* Exercise *
Retype the listing that follows, word for word.

* Material shown *
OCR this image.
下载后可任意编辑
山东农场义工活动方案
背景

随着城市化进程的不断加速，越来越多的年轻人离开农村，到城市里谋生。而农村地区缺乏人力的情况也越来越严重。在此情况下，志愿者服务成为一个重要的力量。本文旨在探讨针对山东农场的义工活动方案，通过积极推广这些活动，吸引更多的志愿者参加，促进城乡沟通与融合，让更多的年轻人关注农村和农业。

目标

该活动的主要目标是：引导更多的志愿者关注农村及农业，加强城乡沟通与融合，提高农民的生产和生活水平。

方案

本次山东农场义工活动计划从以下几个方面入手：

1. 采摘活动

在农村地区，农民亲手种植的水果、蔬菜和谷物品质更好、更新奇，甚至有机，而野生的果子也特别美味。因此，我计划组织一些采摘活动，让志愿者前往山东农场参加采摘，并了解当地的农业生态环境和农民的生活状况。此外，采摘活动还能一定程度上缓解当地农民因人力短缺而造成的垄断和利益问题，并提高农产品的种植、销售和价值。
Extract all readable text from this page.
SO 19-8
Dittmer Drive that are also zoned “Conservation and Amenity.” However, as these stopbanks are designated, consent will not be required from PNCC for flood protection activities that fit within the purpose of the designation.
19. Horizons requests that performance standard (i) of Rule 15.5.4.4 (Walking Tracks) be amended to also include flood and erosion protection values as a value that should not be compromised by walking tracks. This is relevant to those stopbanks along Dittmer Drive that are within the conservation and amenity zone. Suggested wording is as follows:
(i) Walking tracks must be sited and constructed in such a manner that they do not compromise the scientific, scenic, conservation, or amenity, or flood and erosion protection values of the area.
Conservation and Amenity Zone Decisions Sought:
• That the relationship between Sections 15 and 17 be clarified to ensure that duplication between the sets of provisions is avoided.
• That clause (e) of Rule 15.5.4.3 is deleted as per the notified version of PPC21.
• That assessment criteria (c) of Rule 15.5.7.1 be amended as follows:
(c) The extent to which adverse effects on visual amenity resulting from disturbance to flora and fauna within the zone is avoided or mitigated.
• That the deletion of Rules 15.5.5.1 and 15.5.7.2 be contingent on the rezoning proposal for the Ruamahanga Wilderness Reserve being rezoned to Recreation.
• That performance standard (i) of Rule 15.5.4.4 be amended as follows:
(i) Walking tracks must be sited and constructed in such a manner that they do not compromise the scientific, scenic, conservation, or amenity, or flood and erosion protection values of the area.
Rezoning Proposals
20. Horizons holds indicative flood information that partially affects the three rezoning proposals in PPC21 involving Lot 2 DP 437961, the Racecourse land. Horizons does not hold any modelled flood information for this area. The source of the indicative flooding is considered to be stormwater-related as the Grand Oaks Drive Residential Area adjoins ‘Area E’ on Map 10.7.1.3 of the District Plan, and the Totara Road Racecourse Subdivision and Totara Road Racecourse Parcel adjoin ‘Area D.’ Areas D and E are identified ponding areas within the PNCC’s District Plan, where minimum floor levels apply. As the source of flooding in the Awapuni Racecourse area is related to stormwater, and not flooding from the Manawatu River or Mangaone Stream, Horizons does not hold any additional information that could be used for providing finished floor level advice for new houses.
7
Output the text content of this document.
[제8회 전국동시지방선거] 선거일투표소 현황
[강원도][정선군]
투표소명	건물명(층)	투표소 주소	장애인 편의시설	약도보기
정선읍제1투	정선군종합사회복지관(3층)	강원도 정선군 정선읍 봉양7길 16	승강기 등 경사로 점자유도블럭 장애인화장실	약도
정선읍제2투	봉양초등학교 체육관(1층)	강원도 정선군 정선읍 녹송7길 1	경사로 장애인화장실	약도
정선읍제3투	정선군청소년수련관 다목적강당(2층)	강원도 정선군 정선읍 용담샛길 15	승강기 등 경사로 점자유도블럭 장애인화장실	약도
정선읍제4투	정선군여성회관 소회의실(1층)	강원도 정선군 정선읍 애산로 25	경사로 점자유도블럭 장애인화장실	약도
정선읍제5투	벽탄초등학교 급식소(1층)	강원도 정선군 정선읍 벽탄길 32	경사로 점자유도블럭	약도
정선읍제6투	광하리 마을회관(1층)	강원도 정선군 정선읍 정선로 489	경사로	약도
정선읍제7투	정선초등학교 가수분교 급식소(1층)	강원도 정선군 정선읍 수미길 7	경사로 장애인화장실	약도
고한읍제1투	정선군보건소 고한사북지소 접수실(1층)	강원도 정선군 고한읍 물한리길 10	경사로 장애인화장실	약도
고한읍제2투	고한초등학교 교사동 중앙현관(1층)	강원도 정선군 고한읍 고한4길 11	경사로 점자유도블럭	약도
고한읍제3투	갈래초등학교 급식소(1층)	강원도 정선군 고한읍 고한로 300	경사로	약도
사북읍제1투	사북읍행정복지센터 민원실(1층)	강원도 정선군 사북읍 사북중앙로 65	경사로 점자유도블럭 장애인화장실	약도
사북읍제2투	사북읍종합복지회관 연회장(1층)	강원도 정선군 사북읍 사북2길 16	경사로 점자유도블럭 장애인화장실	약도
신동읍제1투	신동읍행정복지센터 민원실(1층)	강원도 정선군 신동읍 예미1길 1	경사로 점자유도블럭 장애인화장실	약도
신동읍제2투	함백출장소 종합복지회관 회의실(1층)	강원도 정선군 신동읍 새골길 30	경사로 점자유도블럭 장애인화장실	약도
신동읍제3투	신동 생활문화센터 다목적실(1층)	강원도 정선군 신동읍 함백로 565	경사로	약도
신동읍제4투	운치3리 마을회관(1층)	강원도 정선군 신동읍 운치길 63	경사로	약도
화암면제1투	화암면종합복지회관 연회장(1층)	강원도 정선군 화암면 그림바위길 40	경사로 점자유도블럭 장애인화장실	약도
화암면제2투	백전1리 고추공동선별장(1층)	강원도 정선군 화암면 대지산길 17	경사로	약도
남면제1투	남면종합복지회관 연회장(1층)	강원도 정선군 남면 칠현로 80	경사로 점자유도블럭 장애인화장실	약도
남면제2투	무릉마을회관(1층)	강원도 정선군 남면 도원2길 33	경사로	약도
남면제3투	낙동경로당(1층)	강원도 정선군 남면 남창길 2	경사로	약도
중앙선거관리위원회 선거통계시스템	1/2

* Solution to this task *
OCR this image.
下载后可任意编辑
山东农场义工活动方案
背景

随着城市化进程的不断加速，越来越多的年轻人离开农村，到城市里谋生。而农村地区缺乏人力的情况也越来越严重。在此情况下，志愿者服务成为一个重要的力量。本文旨在探讨针对山东农场的义工活动方案，通过积极推广这些活动，吸引更多的志愿者参加，促进城乡沟通与融合，让更多的年轻人关注农村和农业。

目标

该活动的主要目标是：引导更多的志愿者关注农村及农业，加强城乡沟通与融合，提高农民的生产和生活水平。

方案

本次山东农场义工活动计划从以下几个方面入手：

1. 采摘活动

在农村地区，农民亲手种植的水果、蔬菜和谷物品质更好、更新奇，甚至有机，而野生的果子也特别美味。因此，我计划组织一些采摘活动，让志愿者前往山东农场参加采摘，并了解当地的农业生态环境和农民的生活状况。此外，采摘活动还能一定程度上缓解当地农民因人力短缺而造成的垄断和利益问题，并提高农产品的种植、销售和价值。
Extract all readable text from this page.
SO 19-8
Dittmer Drive that are also zoned “Conservation and Amenity.” However, as these stopbanks are designated, consent will not be required from PNCC for flood protection activities that fit within the purpose of the designation.
19. Horizons requests that performance standard (i) of Rule 15.5.4.4 (Walking Tracks) be amended to also include flood and erosion protection values as a value that should not be compromised by walking tracks. This is relevant to those stopbanks along Dittmer Drive that are within the conservation and amenity zone. Suggested wording is as follows:
(i) Walking tracks must be sited and constructed in such a manner that they do not compromise the scientific, scenic, conservation, or amenity, or flood and erosion protection values of the area.
Conservation and Amenity Zone Decisions Sought:
• That the relationship between Sections 15 and 17 be clarified to ensure that duplication between the sets of provisions is avoided.
• That clause (e) of Rule 15.5.4.3 is deleted as per the notified version of PPC21.
• That assessment criteria (c) of Rule 15.5.7.1 be amended as follows:
(c) The extent to which adverse effects on visual amenity resulting from disturbance to flora and fauna within the zone is avoided or mitigated.
• That the deletion of Rules 15.5.5.1 and 15.5.7.2 be contingent on the rezoning proposal for the Ruamahanga Wilderness Reserve being rezoned to Recreation.
• That performance standard (i) of Rule 15.5.4.4 be amended as follows:
(i) Walking tracks must be sited and constructed in such a manner that they do not compromise the scientific, scenic, conservation, or amenity, or flood and erosion protection values of the area.
Rezoning Proposals
20. Horizons holds indicative flood information that partially affects the three rezoning proposals in PPC21 involving Lot 2 DP 437961, the Racecourse land. Horizons does not hold any modelled flood information for this area. The source of the indicative flooding is considered to be stormwater-related as the Grand Oaks Drive Residential Area adjoins ‘Area E’ on Map 10.7.1.3 of the District Plan, and the Totara Road Racecourse Subdivision and Totara Road Racecourse Parcel adjoin ‘Area D.’ Areas D and E are identified ponding areas within the PNCC’s District Plan, where minimum floor levels apply. As the source of flooding in the Awapuni Racecourse area is related to stormwater, and not flooding from the Manawatu River or Mangaone Stream, Horizons does not hold any additional information that could be used for providing finished floor level advice for new houses.
7
Output the text content of this document.
[제8회 전국동시지방선거] 선거일투표소 현황
[강원도][정선군]
투표소명	건물명(층)	투표소 주소	장애인 편의시설	약도보기
정선읍제1투	정선군종합사회복지관(3층)	강원도 정선군 정선읍 봉양7길 16	승강기 등 경사로 점자유도블럭 장애인화장실	약도
정선읍제2투	봉양초등학교 체육관(1층)	강원도 정선군 정선읍 녹송7길 1	경사로 장애인화장실	약도
정선읍제3투	정선군청소년수련관 다목적강당(2층)	강원도 정선군 정선읍 용담샛길 15	승강기 등 경사로 점자유도블럭 장애인화장실	약도
정선읍제4투	정선군여성회관 소회의실(1층)	강원도 정선군 정선읍 애산로 25	경사로 점자유도블럭 장애인화장실	약도
정선읍제5투	벽탄초등학교 급식소(1층)	강원도 정선군 정선읍 벽탄길 32	경사로 점자유도블럭	약도
정선읍제6투	광하리 마을회관(1층)	강원도 정선군 정선읍 정선로 489	경사로	약도
정선읍제7투	정선초등학교 가수분교 급식소(1층)	강원도 정선군 정선읍 수미길 7	경사로 장애인화장실	약도
고한읍제1투	정선군보건소 고한사북지소 접수실(1층)	강원도 정선군 고한읍 물한리길 10	경사로 장애인화장실	약도
고한읍제2투	고한초등학교 교사동 중앙현관(1층)	강원도 정선군 고한읍 고한4길 11	경사로 점자유도블럭	약도
고한읍제3투	갈래초등학교 급식소(1층)	강원도 정선군 고한읍 고한로 300	경사로	약도
사북읍제1투	사북읍행정복지센터 민원실(1층)	강원도 정선군 사북읍 사북중앙로 65	경사로 점자유도블럭 장애인화장실	약도
사북읍제2투	사북읍종합복지회관 연회장(1층)	강원도 정선군 사북읍 사북2길 16	경사로 점자유도블럭 장애인화장실	약도
신동읍제1투	신동읍행정복지센터 민원실(1층)	강원도 정선군 신동읍 예미1길 1	경사로 점자유도블럭 장애인화장실	약도
신동읍제2투	함백출장소 종합복지회관 회의실(1층)	강원도 정선군 신동읍 새골길 30	경사로 점자유도블럭 장애인화장실	약도
신동읍제3투	신동 생활문화센터 다목적실(1층)	강원도 정선군 신동읍 함백로 565	경사로	약도
신동읍제4투	운치3리 마을회관(1층)	강원도 정선군 신동읍 운치길 63	경사로	약도
화암면제1투	화암면종합복지회관 연회장(1층)	강원도 정선군 화암면 그림바위길 40	경사로 점자유도블럭 장애인화장실	약도
화암면제2투	백전1리 고추공동선별장(1층)	강원도 정선군 화암면 대지산길 17	경사로	약도
남면제1투	남면종합복지회관 연회장(1층)	강원도 정선군 남면 칠현로 80	경사로 점자유도블럭 장애인화장실	약도
남면제2투	무릉마을회관(1층)	강원도 정선군 남면 도원2길 33	경사로	약도
남면제3투	낙동경로당(1층)	강원도 정선군 남면 남창길 2	경사로	약도
중앙선거관리위원회 선거통계시스템	1/2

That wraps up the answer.